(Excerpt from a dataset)
++++++

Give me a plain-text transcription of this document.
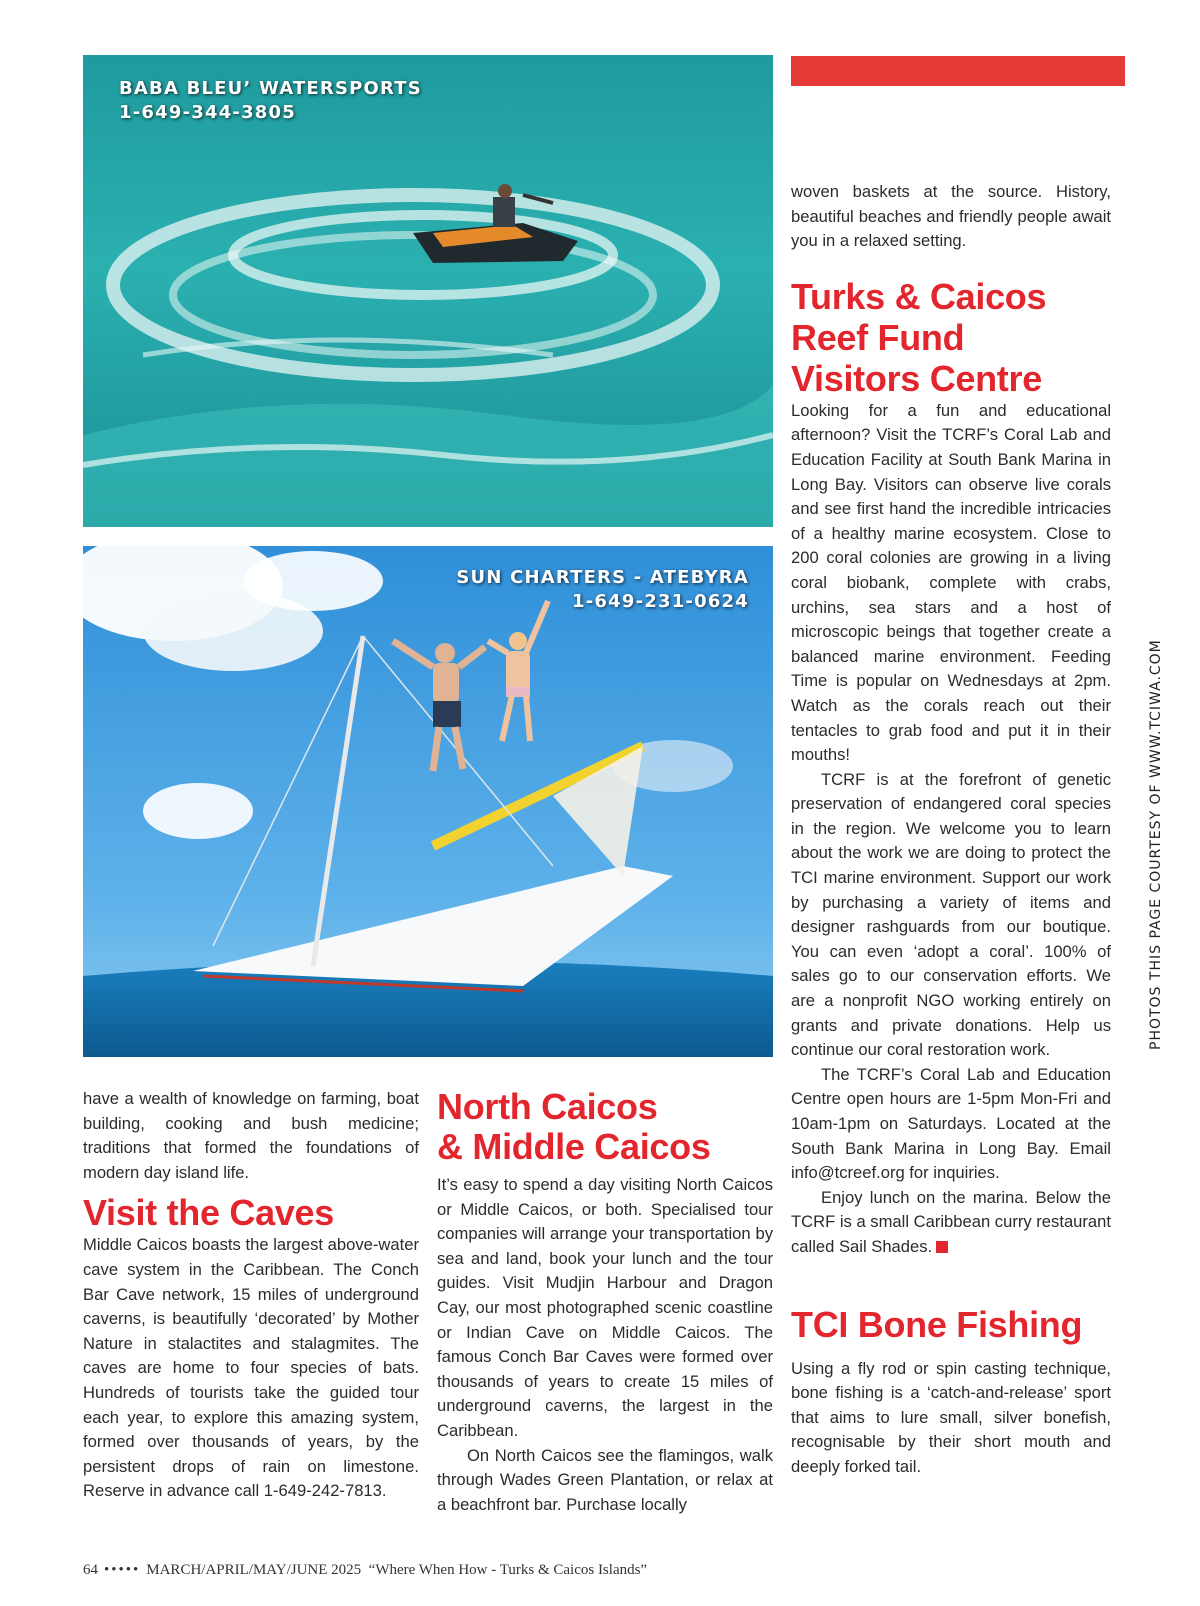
BABA BLEU’ WATERSPORTS
1-649-344-3805
SUN CHARTERS - ATEBYRA
1-649-231-0624

have a wealth of knowledge on farming, boat building, cooking and bush medicine; traditions that formed the foundations of modern day island life.

Visit the Caves

Middle Caicos boasts the largest above-water cave system in the Caribbean. The Conch Bar Cave network, 15 miles of underground caverns, is beautifully ‘decorated’ by Mother Nature in stalactites and stalagmites. The caves are home to four species of bats. Hundreds of tourists take the guided tour each year, to explore this amazing system, formed over thousands of years, by the persistent drops of rain on limestone. Reserve in advance call 1-649-242-7813.

North Caicos
& Middle Caicos

It’s easy to spend a day visiting North Caicos or Middle Caicos, or both. Specialised tour companies will arrange your transportation by sea and land, book your lunch and the tour guides. Visit Mudjin Harbour and Dragon Cay, our most photographed scenic coastline or Indian Cave on Middle Caicos. The famous Conch Bar Caves were formed over thousands of years to create 15 miles of underground caverns, the largest in the Caribbean.

On North Caicos see the flamingos, walk through Wades Green Plantation, or relax at a beachfront bar. Purchase locally

woven baskets at the source. History, beautiful beaches and friendly people await you in a relaxed setting.

Turks & Caicos
Reef Fund
Visitors Centre

Looking for a fun and educational afternoon? Visit the TCRF’s Coral Lab and Education Facility at South Bank Marina in Long Bay. Visitors can observe live corals and see first hand the incredible intricacies of a healthy marine ecosystem. Close to 200 coral colonies are growing in a living coral biobank, complete with crabs, urchins, sea stars and a host of microscopic beings that together create a balanced marine environment. Feeding Time is popular on Wednesdays at 2pm. Watch as the corals reach out their tentacles to grab food and put it in their mouths!

TCRF is at the forefront of genetic preservation of endangered coral species in the region. We welcome you to learn about the work we are doing to protect the TCI marine environment. Support our work by purchasing a variety of items and designer rashguards from our boutique. You can even ‘adopt a coral’. 100% of sales go to our conservation efforts. We are a nonprofit NGO working entirely on grants and private donations. Help us continue our coral restoration work.

The TCRF’s Coral Lab and Education Centre open hours are 1-5pm Mon-Fri and 10am-1pm on Saturdays. Located at the South Bank Marina in Long Bay. Email info@tcreef.org for inquiries.

Enjoy lunch on the marina. Below the TCRF is a small Caribbean curry restaurant called Sail Shades.

TCI Bone Fishing

Using a fly rod or spin casting technique, bone fishing is a ‘catch-and-release’ sport that aims to lure small, silver bonefish, recognisable by their short mouth and deeply forked tail.

PHOTOS THIS PAGE COURTESY OF WWW.TCIWA.COM
64 ••••• MARCH/APRIL/MAY/JUNE 2025 “Where When How - Turks & Caicos Islands”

++++++

Give the data again exactly as written, with all pictures left out.

Give me a plain-text transcription of this document.
BABA BLEU’ WATERSPORTS
1-649-344-3805
SUN CHARTERS - ATEBYRA
1-649-231-0624

have a wealth of knowledge on farming, boat building, cooking and bush medicine; traditions that formed the foundations of modern day island life.

Visit the Caves

Middle Caicos boasts the largest above-water cave system in the Caribbean. The Conch Bar Cave network, 15 miles of underground caverns, is beautifully ‘decorated’ by Mother Nature in stalactites and stalagmites. The caves are home to four species of bats. Hundreds of tourists take the guided tour each year, to explore this amazing system, formed over thousands of years, by the persistent drops of rain on limestone. Reserve in advance call 1-649-242-7813.

North Caicos
& Middle Caicos

It’s easy to spend a day visiting North Caicos or Middle Caicos, or both. Specialised tour companies will arrange your transportation by sea and land, book your lunch and the tour guides. Visit Mudjin Harbour and Dragon Cay, our most photographed scenic coastline or Indian Cave on Middle Caicos. The famous Conch Bar Caves were formed over thousands of years to create 15 miles of underground caverns, the largest in the Caribbean.

On North Caicos see the flamingos, walk through Wades Green Plantation, or relax at a beachfront bar. Purchase locally

woven baskets at the source. History, beautiful beaches and friendly people await you in a relaxed setting.

Turks & Caicos
Reef Fund
Visitors Centre

Looking for a fun and educational afternoon? Visit the TCRF’s Coral Lab and Education Facility at South Bank Marina in Long Bay. Visitors can observe live corals and see first hand the incredible intricacies of a healthy marine ecosystem. Close to 200 coral colonies are growing in a living coral biobank, complete with crabs, urchins, sea stars and a host of microscopic beings that together create a balanced marine environment. Feeding Time is popular on Wednesdays at 2pm. Watch as the corals reach out their tentacles to grab food and put it in their mouths!

TCRF is at the forefront of genetic preservation of endangered coral species in the region. We welcome you to learn about the work we are doing to protect the TCI marine environment. Support our work by purchasing a variety of items and designer rashguards from our boutique. You can even ‘adopt a coral’. 100% of sales go to our conservation efforts. We are a nonprofit NGO working entirely on grants and private donations. Help us continue our coral restoration work.

The TCRF’s Coral Lab and Education Centre open hours are 1-5pm Mon-Fri and 10am-1pm on Saturdays. Located at the South Bank Marina in Long Bay. Email info@tcreef.org for inquiries.

Enjoy lunch on the marina. Below the TCRF is a small Caribbean curry restaurant called Sail Shades.

TCI Bone Fishing

Using a fly rod or spin casting technique, bone fishing is a ‘catch-and-release’ sport that aims to lure small, silver bonefish, recognisable by their short mouth and deeply forked tail.

PHOTOS THIS PAGE COURTESY OF WWW.TCIWA.COM
64 ••••• MARCH/APRIL/MAY/JUNE 2025 “Where When How - Turks & Caicos Islands”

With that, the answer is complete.